EXERCISE INSTRUCTIONS:
Repeat, line for line, the entries printed below.

DATA IN THIS EXERCISE:

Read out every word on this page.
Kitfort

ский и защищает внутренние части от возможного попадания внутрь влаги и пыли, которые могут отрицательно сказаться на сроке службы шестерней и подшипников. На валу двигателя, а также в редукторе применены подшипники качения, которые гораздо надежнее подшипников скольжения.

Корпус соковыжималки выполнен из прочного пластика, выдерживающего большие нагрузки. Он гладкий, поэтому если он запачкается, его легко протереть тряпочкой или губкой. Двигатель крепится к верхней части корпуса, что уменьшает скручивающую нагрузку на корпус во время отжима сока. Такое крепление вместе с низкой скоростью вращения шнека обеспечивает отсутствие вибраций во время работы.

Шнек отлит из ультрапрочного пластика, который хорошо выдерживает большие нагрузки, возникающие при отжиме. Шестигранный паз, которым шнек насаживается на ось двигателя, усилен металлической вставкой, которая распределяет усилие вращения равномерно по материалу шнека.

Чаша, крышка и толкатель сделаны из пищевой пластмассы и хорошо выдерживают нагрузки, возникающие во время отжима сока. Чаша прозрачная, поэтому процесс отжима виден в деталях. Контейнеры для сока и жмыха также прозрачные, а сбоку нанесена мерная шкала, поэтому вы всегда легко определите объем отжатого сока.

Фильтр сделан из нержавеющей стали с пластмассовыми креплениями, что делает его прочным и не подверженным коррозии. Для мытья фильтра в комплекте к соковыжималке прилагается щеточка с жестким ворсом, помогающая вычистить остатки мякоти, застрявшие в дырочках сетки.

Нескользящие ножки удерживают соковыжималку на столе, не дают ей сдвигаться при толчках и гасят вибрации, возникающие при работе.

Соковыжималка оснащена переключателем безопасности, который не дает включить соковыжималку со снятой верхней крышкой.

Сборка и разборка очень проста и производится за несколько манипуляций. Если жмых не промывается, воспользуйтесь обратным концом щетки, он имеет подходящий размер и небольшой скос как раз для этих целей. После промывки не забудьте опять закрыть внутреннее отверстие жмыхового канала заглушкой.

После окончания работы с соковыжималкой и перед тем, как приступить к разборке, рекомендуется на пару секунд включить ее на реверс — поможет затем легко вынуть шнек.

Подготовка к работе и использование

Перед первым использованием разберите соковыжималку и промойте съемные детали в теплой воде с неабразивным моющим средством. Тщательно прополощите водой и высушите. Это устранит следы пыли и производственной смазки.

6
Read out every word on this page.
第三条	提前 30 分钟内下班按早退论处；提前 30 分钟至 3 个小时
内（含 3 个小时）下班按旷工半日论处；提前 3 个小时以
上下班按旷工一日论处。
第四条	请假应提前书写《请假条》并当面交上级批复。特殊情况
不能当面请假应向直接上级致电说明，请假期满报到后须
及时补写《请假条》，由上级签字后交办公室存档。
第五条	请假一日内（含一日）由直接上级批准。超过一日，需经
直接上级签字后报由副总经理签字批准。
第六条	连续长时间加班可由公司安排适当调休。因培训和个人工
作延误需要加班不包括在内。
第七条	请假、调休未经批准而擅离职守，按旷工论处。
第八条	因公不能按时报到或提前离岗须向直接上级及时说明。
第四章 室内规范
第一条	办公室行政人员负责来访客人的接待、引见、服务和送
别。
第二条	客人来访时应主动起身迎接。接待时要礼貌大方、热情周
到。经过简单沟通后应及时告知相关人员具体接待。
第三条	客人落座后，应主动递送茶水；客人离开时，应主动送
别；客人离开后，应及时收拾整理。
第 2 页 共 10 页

PROBLEM SOLUTION:
Read out every word on this page.
Kitfort

ский и защищает внутренние части от возможного попадания внутрь влаги и пыли, которые могут отрицательно сказаться на сроке службы шестерней и подшипников. На валу двигателя, а также в редукторе применены подшипники качения, которые гораздо надежнее подшипников скольжения.

Корпус соковыжималки выполнен из прочного пластика, выдерживающего большие нагрузки. Он гладкий, поэтому если он запачкается, его легко протереть тряпочкой или губкой. Двигатель крепится к верхней части корпуса, что уменьшает скручивающую нагрузку на корпус во время отжима сока. Такое крепление вместе с низкой скоростью вращения шнека обеспечивает отсутствие вибраций во время работы.

Шнек отлит из ультрапрочного пластика, который хорошо выдерживает большие нагрузки, возникающие при отжиме. Шестигранный паз, которым шнек насаживается на ось двигателя, усилен металлической вставкой, которая распределяет усилие вращения равномерно по материалу шнека.

Чаша, крышка и толкатель сделаны из пищевой пластмассы и хорошо выдерживают нагрузки, возникающие во время отжима сока. Чаша прозрачная, поэтому процесс отжима виден в деталях. Контейнеры для сока и жмыха также прозрачные, а сбоку нанесена мерная шкала, поэтому вы всегда легко определите объем отжатого сока.

Фильтр сделан из нержавеющей стали с пластмассовыми креплениями, что делает его прочным и не подверженным коррозии. Для мытья фильтра в комплекте к соковыжималке прилагается щеточка с жестким ворсом, помогающая вычистить остатки мякоти, застрявшие в дырочках сетки.

Нескользящие ножки удерживают соковыжималку на столе, не дают ей сдвигаться при толчках и гасят вибрации, возникающие при работе.

Соковыжималка оснащена переключателем безопасности, который не дает включить соковыжималку со снятой верхней крышкой.

Сборка и разборка очень проста и производится за несколько манипуляций. Если жмых не промывается, воспользуйтесь обратным концом щетки, он имеет подходящий размер и небольшой скос как раз для этих целей. После промывки не забудьте опять закрыть внутреннее отверстие жмыхового канала заглушкой.

После окончания работы с соковыжималкой и перед тем, как приступить к разборке, рекомендуется на пару секунд включить ее на реверс — поможет затем легко вынуть шнек.

Подготовка к работе и использование

Перед первым использованием разберите соковыжималку и промойте съемные детали в теплой воде с неабразивным моющим средством. Тщательно прополощите водой и высушите. Это устранит следы пыли и производственной смазки.

6
Read out every word on this page.
第三条	提前 30 分钟内下班按早退论处；提前 30 分钟至 3 个小时
内（含 3 个小时）下班按旷工半日论处；提前 3 个小时以
上下班按旷工一日论处。
第四条	请假应提前书写《请假条》并当面交上级批复。特殊情况
不能当面请假应向直接上级致电说明，请假期满报到后须
及时补写《请假条》，由上级签字后交办公室存档。
第五条	请假一日内（含一日）由直接上级批准。超过一日，需经
直接上级签字后报由副总经理签字批准。
第六条	连续长时间加班可由公司安排适当调休。因培训和个人工
作延误需要加班不包括在内。
第七条	请假、调休未经批准而擅离职守，按旷工论处。
第八条	因公不能按时报到或提前离岗须向直接上级及时说明。
第四章 室内规范
第一条	办公室行政人员负责来访客人的接待、引见、服务和送
别。
第二条	客人来访时应主动起身迎接。接待时要礼貌大方、热情周
到。经过简单沟通后应及时告知相关人员具体接待。
第三条	客人落座后，应主动递送茶水；客人离开时，应主动送
别；客人离开后，应及时收拾整理。
第 2 页 共 10 页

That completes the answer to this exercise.